▶ [Exercise input]:

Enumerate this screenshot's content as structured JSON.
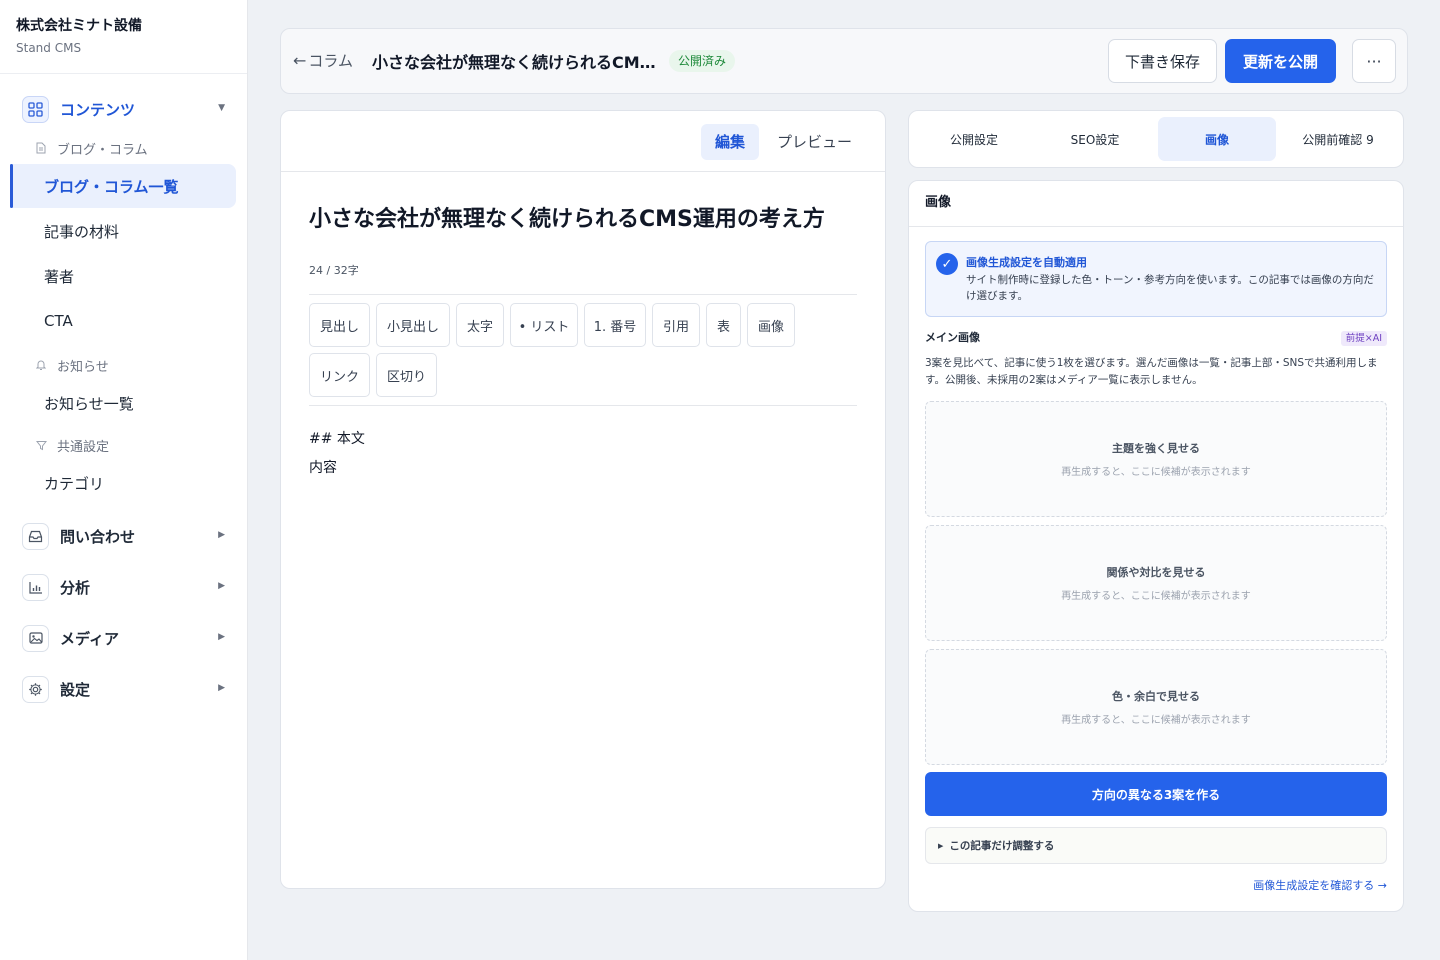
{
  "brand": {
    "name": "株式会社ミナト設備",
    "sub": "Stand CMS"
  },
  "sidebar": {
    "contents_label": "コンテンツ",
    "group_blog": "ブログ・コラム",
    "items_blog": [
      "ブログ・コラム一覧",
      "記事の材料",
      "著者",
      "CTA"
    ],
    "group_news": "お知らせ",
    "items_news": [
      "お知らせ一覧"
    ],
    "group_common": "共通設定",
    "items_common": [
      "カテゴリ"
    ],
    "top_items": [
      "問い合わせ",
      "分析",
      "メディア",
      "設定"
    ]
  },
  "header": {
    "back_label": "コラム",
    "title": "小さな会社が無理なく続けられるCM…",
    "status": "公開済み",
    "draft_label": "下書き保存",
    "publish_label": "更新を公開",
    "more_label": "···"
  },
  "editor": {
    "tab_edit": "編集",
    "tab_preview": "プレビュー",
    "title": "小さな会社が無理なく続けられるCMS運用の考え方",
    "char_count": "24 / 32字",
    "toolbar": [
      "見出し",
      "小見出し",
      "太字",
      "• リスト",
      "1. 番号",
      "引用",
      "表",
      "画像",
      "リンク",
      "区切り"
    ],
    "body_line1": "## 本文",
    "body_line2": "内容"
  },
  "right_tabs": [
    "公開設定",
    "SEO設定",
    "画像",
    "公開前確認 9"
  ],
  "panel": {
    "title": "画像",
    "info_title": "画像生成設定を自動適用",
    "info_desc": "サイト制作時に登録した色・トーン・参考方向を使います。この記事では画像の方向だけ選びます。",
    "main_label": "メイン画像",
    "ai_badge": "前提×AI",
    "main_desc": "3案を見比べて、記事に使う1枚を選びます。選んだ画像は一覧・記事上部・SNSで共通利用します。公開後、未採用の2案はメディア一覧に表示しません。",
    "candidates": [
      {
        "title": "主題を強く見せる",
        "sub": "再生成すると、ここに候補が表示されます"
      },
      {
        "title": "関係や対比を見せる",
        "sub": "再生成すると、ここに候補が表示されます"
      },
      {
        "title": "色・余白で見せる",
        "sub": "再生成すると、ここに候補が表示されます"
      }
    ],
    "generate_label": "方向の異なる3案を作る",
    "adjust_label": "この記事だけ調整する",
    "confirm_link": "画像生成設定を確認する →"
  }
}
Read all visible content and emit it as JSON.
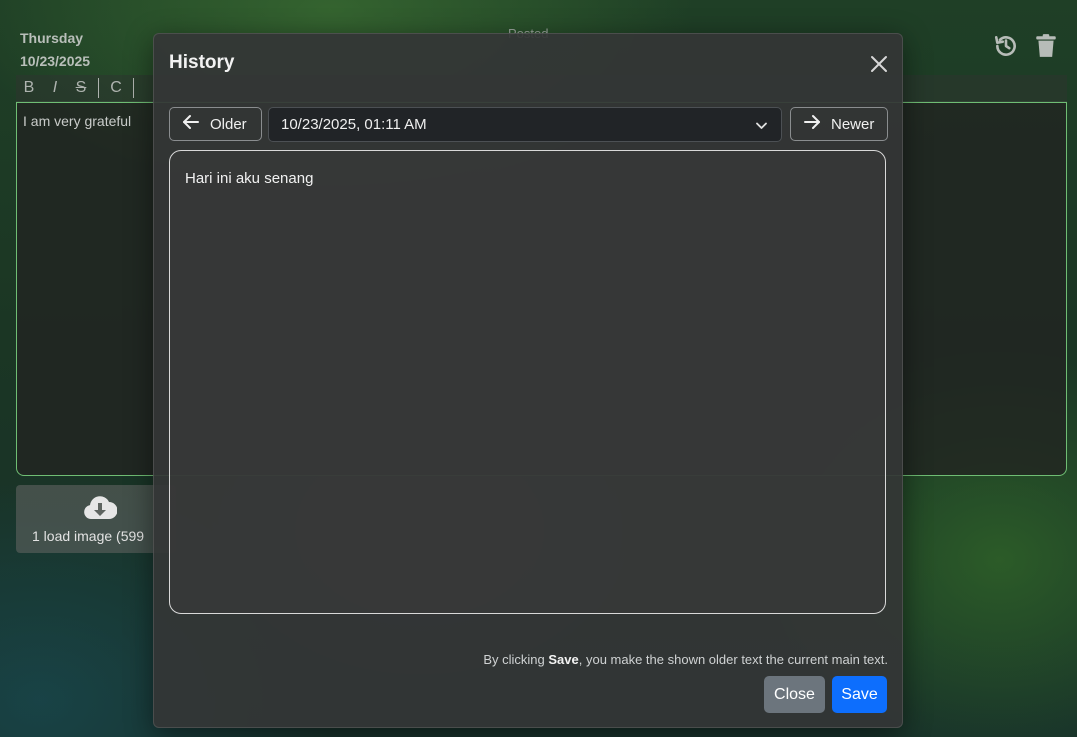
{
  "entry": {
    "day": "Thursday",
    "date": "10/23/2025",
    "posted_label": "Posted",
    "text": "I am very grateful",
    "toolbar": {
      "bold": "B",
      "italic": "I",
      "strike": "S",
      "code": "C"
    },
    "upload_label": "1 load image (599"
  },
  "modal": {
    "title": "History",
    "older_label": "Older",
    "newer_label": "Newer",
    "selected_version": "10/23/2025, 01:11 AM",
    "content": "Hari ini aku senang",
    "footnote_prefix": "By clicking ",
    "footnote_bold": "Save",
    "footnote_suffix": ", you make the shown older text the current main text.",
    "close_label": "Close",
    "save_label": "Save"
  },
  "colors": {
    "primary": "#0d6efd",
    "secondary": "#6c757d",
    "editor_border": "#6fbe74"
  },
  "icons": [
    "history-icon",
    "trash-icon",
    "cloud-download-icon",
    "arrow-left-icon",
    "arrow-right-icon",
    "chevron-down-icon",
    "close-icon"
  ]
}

▶ [Your task]:
The listing above must be printed again exactly, minus its pictures.

▶ [Correct answer]:
Enumerate this screenshot's content as structured JSON.
{
  "brand": {
    "name": "株式会社ミナト設備",
    "sub": "Stand CMS"
  },
  "sidebar": {
    "contents_label": "コンテンツ",
    "group_blog": "ブログ・コラム",
    "items_blog": [
      "ブログ・コラム一覧",
      "記事の材料",
      "著者",
      "CTA"
    ],
    "group_news": "お知らせ",
    "items_news": [
      "お知らせ一覧"
    ],
    "group_common": "共通設定",
    "items_common": [
      "カテゴリ"
    ],
    "top_items": [
      "問い合わせ",
      "分析",
      "メディア",
      "設定"
    ]
  },
  "header": {
    "back_label": "コラム",
    "title": "小さな会社が無理なく続けられるCM…",
    "status": "公開済み",
    "draft_label": "下書き保存",
    "publish_label": "更新を公開",
    "more_label": "···"
  },
  "editor": {
    "tab_edit": "編集",
    "tab_preview": "プレビュー",
    "title": "小さな会社が無理なく続けられるCMS運用の考え方",
    "char_count": "24 / 32字",
    "toolbar": [
      "見出し",
      "小見出し",
      "太字",
      "• リスト",
      "1. 番号",
      "引用",
      "表",
      "画像",
      "リンク",
      "区切り"
    ],
    "body_line1": "## 本文",
    "body_line2": "内容"
  },
  "right_tabs": [
    "公開設定",
    "SEO設定",
    "画像",
    "公開前確認 9"
  ],
  "panel": {
    "title": "画像",
    "info_title": "画像生成設定を自動適用",
    "info_desc": "サイト制作時に登録した色・トーン・参考方向を使います。この記事では画像の方向だけ選びます。",
    "main_label": "メイン画像",
    "ai_badge": "前提×AI",
    "main_desc": "3案を見比べて、記事に使う1枚を選びます。選んだ画像は一覧・記事上部・SNSで共通利用します。公開後、未採用の2案はメディア一覧に表示しません。",
    "candidates": [
      {
        "title": "主題を強く見せる",
        "sub": "再生成すると、ここに候補が表示されます"
      },
      {
        "title": "関係や対比を見せる",
        "sub": "再生成すると、ここに候補が表示されます"
      },
      {
        "title": "色・余白で見せる",
        "sub": "再生成すると、ここに候補が表示されます"
      }
    ],
    "generate_label": "方向の異なる3案を作る",
    "adjust_label": "この記事だけ調整する",
    "confirm_link": "画像生成設定を確認する →"
  }
}
Read all visible content and emit it as JSON.
{
  "entry": {
    "day": "Thursday",
    "date": "10/23/2025",
    "posted_label": "Posted",
    "text": "I am very grateful",
    "toolbar": {
      "bold": "B",
      "italic": "I",
      "strike": "S",
      "code": "C"
    },
    "upload_label": "1 load image (599"
  },
  "modal": {
    "title": "History",
    "older_label": "Older",
    "newer_label": "Newer",
    "selected_version": "10/23/2025, 01:11 AM",
    "content": "Hari ini aku senang",
    "footnote_prefix": "By clicking ",
    "footnote_bold": "Save",
    "footnote_suffix": ", you make the shown older text the current main text.",
    "close_label": "Close",
    "save_label": "Save"
  },
  "colors": {
    "primary": "#0d6efd",
    "secondary": "#6c757d",
    "editor_border": "#6fbe74"
  },
  "icons": [
    "history-icon",
    "trash-icon",
    "cloud-download-icon",
    "arrow-left-icon",
    "arrow-right-icon",
    "chevron-down-icon",
    "close-icon"
  ]
}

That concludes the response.